To be done:
Reproduce all entries verbatim, with nothing added or dropped.

Some records
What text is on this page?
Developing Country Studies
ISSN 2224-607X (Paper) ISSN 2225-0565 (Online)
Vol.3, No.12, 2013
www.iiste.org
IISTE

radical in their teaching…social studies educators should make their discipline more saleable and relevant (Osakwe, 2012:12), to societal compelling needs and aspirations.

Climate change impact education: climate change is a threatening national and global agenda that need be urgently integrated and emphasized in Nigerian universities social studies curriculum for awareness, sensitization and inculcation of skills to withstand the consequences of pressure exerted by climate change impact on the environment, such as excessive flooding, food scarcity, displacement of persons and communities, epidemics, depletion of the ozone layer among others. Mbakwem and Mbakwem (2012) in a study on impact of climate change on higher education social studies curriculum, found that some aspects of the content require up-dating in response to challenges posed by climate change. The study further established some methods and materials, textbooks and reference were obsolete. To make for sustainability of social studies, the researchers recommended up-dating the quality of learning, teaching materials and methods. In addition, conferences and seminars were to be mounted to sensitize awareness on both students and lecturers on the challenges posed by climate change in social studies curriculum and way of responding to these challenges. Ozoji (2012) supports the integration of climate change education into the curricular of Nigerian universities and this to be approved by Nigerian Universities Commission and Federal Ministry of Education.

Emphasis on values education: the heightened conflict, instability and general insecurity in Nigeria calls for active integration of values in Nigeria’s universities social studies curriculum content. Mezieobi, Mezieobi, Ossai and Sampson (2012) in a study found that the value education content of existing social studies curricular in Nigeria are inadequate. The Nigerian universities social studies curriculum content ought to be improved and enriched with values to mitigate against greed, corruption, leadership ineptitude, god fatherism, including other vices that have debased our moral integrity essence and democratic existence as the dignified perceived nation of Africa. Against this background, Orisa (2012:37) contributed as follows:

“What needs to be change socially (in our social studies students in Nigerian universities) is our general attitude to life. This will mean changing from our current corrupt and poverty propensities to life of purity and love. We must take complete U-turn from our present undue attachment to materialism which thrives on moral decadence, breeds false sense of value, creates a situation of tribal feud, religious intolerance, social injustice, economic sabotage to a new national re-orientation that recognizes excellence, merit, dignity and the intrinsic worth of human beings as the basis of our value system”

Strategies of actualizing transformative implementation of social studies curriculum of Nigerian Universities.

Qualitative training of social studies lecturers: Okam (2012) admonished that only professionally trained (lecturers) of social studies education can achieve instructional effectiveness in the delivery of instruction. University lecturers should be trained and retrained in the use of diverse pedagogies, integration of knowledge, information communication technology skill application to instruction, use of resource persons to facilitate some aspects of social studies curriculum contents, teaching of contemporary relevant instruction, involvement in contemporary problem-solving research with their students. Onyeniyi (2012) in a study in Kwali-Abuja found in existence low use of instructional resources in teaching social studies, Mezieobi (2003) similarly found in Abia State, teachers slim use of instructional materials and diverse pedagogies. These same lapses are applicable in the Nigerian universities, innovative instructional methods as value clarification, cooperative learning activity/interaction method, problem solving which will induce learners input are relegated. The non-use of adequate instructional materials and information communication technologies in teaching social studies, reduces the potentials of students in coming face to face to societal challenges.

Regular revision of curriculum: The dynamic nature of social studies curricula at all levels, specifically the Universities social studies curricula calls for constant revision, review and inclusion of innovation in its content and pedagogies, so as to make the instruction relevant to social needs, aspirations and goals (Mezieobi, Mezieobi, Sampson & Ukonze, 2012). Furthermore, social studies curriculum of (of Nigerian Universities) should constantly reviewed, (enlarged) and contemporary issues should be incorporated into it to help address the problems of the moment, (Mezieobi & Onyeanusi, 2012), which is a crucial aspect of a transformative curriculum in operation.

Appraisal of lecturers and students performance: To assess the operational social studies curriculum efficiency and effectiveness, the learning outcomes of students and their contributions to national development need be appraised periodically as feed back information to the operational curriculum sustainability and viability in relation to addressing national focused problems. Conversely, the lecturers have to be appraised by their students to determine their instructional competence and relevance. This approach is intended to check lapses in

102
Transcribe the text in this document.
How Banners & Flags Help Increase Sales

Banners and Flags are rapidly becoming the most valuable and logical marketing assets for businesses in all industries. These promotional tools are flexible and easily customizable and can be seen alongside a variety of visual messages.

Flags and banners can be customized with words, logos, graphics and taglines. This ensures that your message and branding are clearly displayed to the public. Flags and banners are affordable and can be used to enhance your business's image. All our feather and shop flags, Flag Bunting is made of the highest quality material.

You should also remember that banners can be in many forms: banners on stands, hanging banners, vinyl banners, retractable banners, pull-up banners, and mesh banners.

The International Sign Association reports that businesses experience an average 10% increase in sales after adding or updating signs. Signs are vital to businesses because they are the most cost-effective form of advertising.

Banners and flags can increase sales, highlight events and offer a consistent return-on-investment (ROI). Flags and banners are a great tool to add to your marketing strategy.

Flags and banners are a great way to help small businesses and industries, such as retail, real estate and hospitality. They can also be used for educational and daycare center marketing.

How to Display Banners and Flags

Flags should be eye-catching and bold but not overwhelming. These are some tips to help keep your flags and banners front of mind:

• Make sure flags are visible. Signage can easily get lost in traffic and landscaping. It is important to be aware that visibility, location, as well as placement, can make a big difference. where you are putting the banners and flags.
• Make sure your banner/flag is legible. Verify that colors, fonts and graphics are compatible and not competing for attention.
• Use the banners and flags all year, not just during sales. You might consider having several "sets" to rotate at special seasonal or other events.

Answer to this exercise:
What text is on this page?
Developing Country Studies
ISSN 2224-607X (Paper) ISSN 2225-0565 (Online)
Vol.3, No.12, 2013
www.iiste.org
IISTE

radical in their teaching…social studies educators should make their discipline more saleable and relevant (Osakwe, 2012:12), to societal compelling needs and aspirations.

Climate change impact education: climate change is a threatening national and global agenda that need be urgently integrated and emphasized in Nigerian universities social studies curriculum for awareness, sensitization and inculcation of skills to withstand the consequences of pressure exerted by climate change impact on the environment, such as excessive flooding, food scarcity, displacement of persons and communities, epidemics, depletion of the ozone layer among others. Mbakwem and Mbakwem (2012) in a study on impact of climate change on higher education social studies curriculum, found that some aspects of the content require up-dating in response to challenges posed by climate change. The study further established some methods and materials, textbooks and reference were obsolete. To make for sustainability of social studies, the researchers recommended up-dating the quality of learning, teaching materials and methods. In addition, conferences and seminars were to be mounted to sensitize awareness on both students and lecturers on the challenges posed by climate change in social studies curriculum and way of responding to these challenges. Ozoji (2012) supports the integration of climate change education into the curricular of Nigerian universities and this to be approved by Nigerian Universities Commission and Federal Ministry of Education.

Emphasis on values education: the heightened conflict, instability and general insecurity in Nigeria calls for active integration of values in Nigeria’s universities social studies curriculum content. Mezieobi, Mezieobi, Ossai and Sampson (2012) in a study found that the value education content of existing social studies curricular in Nigeria are inadequate. The Nigerian universities social studies curriculum content ought to be improved and enriched with values to mitigate against greed, corruption, leadership ineptitude, god fatherism, including other vices that have debased our moral integrity essence and democratic existence as the dignified perceived nation of Africa. Against this background, Orisa (2012:37) contributed as follows:

“What needs to be change socially (in our social studies students in Nigerian universities) is our general attitude to life. This will mean changing from our current corrupt and poverty propensities to life of purity and love. We must take complete U-turn from our present undue attachment to materialism which thrives on moral decadence, breeds false sense of value, creates a situation of tribal feud, religious intolerance, social injustice, economic sabotage to a new national re-orientation that recognizes excellence, merit, dignity and the intrinsic worth of human beings as the basis of our value system”

Strategies of actualizing transformative implementation of social studies curriculum of Nigerian Universities.

Qualitative training of social studies lecturers: Okam (2012) admonished that only professionally trained (lecturers) of social studies education can achieve instructional effectiveness in the delivery of instruction. University lecturers should be trained and retrained in the use of diverse pedagogies, integration of knowledge, information communication technology skill application to instruction, use of resource persons to facilitate some aspects of social studies curriculum contents, teaching of contemporary relevant instruction, involvement in contemporary problem-solving research with their students. Onyeniyi (2012) in a study in Kwali-Abuja found in existence low use of instructional resources in teaching social studies, Mezieobi (2003) similarly found in Abia State, teachers slim use of instructional materials and diverse pedagogies. These same lapses are applicable in the Nigerian universities, innovative instructional methods as value clarification, cooperative learning activity/interaction method, problem solving which will induce learners input are relegated. The non-use of adequate instructional materials and information communication technologies in teaching social studies, reduces the potentials of students in coming face to face to societal challenges.

Regular revision of curriculum: The dynamic nature of social studies curricula at all levels, specifically the Universities social studies curricula calls for constant revision, review and inclusion of innovation in its content and pedagogies, so as to make the instruction relevant to social needs, aspirations and goals (Mezieobi, Mezieobi, Sampson & Ukonze, 2012). Furthermore, social studies curriculum of (of Nigerian Universities) should constantly reviewed, (enlarged) and contemporary issues should be incorporated into it to help address the problems of the moment, (Mezieobi & Onyeanusi, 2012), which is a crucial aspect of a transformative curriculum in operation.

Appraisal of lecturers and students performance: To assess the operational social studies curriculum efficiency and effectiveness, the learning outcomes of students and their contributions to national development need be appraised periodically as feed back information to the operational curriculum sustainability and viability in relation to addressing national focused problems. Conversely, the lecturers have to be appraised by their students to determine their instructional competence and relevance. This approach is intended to check lapses in

102
Transcribe the text in this document.
How Banners & Flags Help Increase Sales

Banners and Flags are rapidly becoming the most valuable and logical marketing assets for businesses in all industries. These promotional tools are flexible and easily customizable and can be seen alongside a variety of visual messages.

Flags and banners can be customized with words, logos, graphics and taglines. This ensures that your message and branding are clearly displayed to the public. Flags and banners are affordable and can be used to enhance your business's image. All our feather and shop flags, Flag Bunting is made of the highest quality material.

You should also remember that banners can be in many forms: banners on stands, hanging banners, vinyl banners, retractable banners, pull-up banners, and mesh banners.

The International Sign Association reports that businesses experience an average 10% increase in sales after adding or updating signs. Signs are vital to businesses because they are the most cost-effective form of advertising.

Banners and flags can increase sales, highlight events and offer a consistent return-on-investment (ROI). Flags and banners are a great tool to add to your marketing strategy.

Flags and banners are a great way to help small businesses and industries, such as retail, real estate and hospitality. They can also be used for educational and daycare center marketing.

How to Display Banners and Flags

Flags should be eye-catching and bold but not overwhelming. These are some tips to help keep your flags and banners front of mind:

• Make sure flags are visible. Signage can easily get lost in traffic and landscaping. It is important to be aware that visibility, location, as well as placement, can make a big difference. where you are putting the banners and flags.
• Make sure your banner/flag is legible. Verify that colors, fonts and graphics are compatible and not competing for attention.
• Use the banners and flags all year, not just during sales. You might consider having several "sets" to rotate at special seasonal or other events.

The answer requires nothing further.